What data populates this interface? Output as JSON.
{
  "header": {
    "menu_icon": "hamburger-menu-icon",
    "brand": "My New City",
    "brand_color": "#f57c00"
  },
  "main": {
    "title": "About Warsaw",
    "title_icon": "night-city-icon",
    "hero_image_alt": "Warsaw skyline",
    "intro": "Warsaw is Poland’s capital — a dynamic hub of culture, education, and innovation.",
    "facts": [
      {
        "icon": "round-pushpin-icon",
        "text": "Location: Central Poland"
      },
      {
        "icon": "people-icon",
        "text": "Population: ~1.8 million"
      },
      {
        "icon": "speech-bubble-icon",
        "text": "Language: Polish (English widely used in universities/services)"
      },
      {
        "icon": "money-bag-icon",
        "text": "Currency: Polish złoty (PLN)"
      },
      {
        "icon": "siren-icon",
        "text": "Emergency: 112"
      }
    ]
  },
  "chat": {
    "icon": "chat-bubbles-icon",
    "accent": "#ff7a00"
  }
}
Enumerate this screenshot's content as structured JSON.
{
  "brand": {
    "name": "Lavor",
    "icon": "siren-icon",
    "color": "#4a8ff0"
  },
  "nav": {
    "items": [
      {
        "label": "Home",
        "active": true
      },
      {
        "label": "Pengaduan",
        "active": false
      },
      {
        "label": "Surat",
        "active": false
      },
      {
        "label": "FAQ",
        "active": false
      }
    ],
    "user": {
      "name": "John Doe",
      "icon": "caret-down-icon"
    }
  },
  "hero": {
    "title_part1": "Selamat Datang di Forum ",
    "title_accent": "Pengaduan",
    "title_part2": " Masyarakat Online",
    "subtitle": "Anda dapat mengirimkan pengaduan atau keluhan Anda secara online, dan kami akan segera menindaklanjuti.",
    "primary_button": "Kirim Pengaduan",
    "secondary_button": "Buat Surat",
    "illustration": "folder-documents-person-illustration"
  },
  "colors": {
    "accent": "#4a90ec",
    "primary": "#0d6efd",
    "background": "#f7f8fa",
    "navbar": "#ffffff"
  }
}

WHAT YOU SHOULD DO >>
Scan the lines above for "Surat", then copy every one that has it.

EXERCISE OUTPUT >>
        "label": "Surat",
    "secondary_button": "Buat Surat",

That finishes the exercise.